• _Provided data_:
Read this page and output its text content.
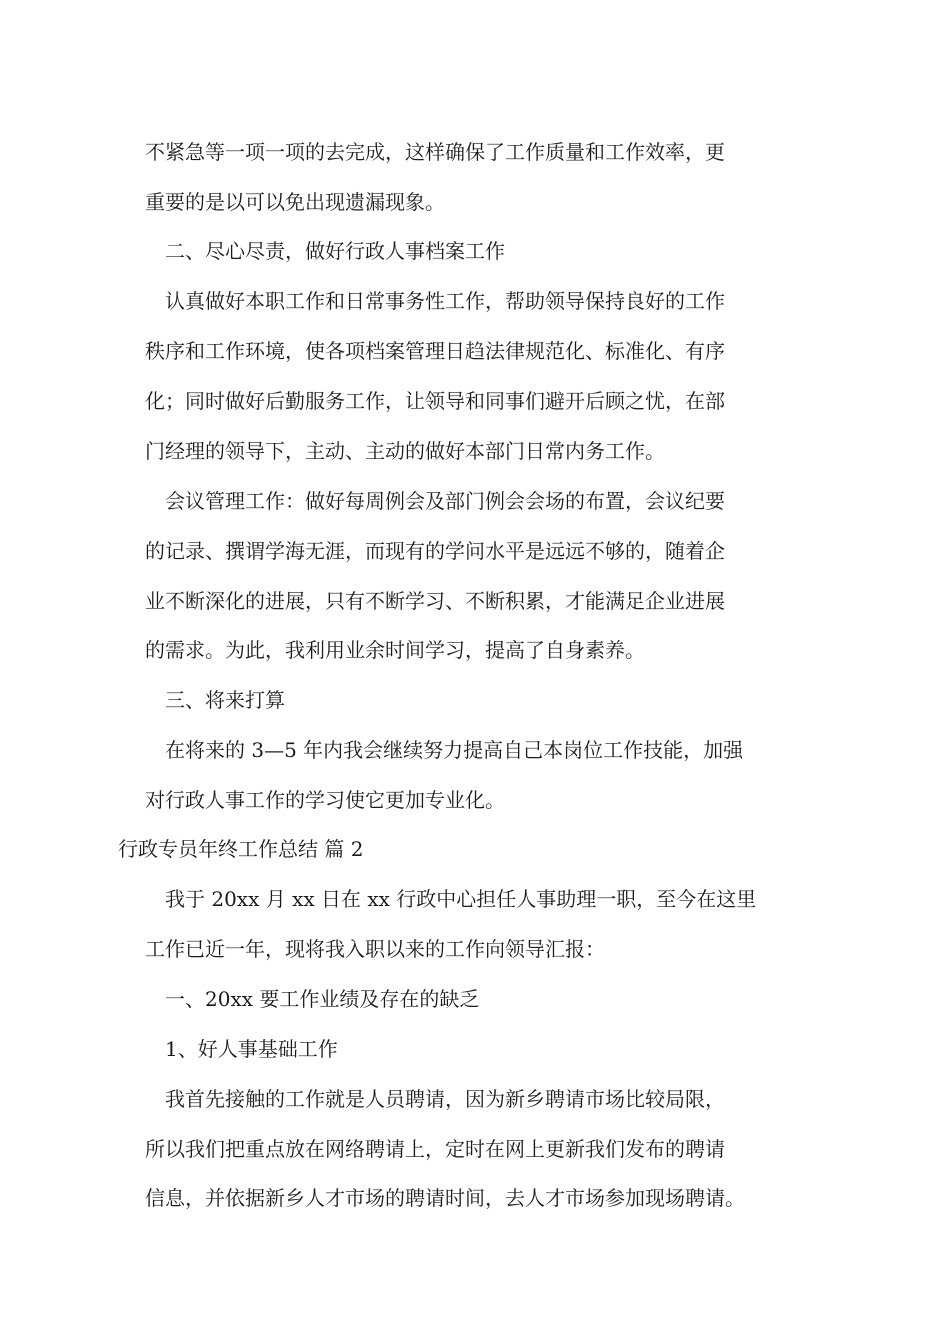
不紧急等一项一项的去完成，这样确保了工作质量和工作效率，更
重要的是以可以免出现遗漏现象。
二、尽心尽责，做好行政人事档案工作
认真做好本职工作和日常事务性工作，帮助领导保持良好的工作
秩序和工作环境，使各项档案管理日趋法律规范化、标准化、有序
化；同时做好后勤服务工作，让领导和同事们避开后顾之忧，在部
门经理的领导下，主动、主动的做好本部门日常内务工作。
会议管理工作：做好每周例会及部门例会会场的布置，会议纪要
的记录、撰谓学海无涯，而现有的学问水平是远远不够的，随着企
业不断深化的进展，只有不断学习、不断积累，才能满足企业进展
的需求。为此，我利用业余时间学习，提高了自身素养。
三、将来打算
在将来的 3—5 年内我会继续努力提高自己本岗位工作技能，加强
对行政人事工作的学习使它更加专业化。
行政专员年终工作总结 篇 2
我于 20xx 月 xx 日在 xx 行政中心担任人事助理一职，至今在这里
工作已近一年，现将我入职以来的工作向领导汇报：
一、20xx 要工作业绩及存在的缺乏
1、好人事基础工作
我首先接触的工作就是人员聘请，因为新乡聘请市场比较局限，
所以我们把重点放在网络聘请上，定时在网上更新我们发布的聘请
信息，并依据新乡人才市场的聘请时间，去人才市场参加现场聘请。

• _Task brief_:
Retype the records exactly. Any image in them should not appear in what you write.

• _Answer in full_:
Read this page and output its text content.
不紧急等一项一项的去完成，这样确保了工作质量和工作效率，更
重要的是以可以免出现遗漏现象。
二、尽心尽责，做好行政人事档案工作
认真做好本职工作和日常事务性工作，帮助领导保持良好的工作
秩序和工作环境，使各项档案管理日趋法律规范化、标准化、有序
化；同时做好后勤服务工作，让领导和同事们避开后顾之忧，在部
门经理的领导下，主动、主动的做好本部门日常内务工作。
会议管理工作：做好每周例会及部门例会会场的布置，会议纪要
的记录、撰谓学海无涯，而现有的学问水平是远远不够的，随着企
业不断深化的进展，只有不断学习、不断积累，才能满足企业进展
的需求。为此，我利用业余时间学习，提高了自身素养。
三、将来打算
在将来的 3—5 年内我会继续努力提高自己本岗位工作技能，加强
对行政人事工作的学习使它更加专业化。
行政专员年终工作总结 篇 2
我于 20xx 月 xx 日在 xx 行政中心担任人事助理一职，至今在这里
工作已近一年，现将我入职以来的工作向领导汇报：
一、20xx 要工作业绩及存在的缺乏
1、好人事基础工作
我首先接触的工作就是人员聘请，因为新乡聘请市场比较局限，
所以我们把重点放在网络聘请上，定时在网上更新我们发布的聘请
信息，并依据新乡人才市场的聘请时间，去人才市场参加现场聘请。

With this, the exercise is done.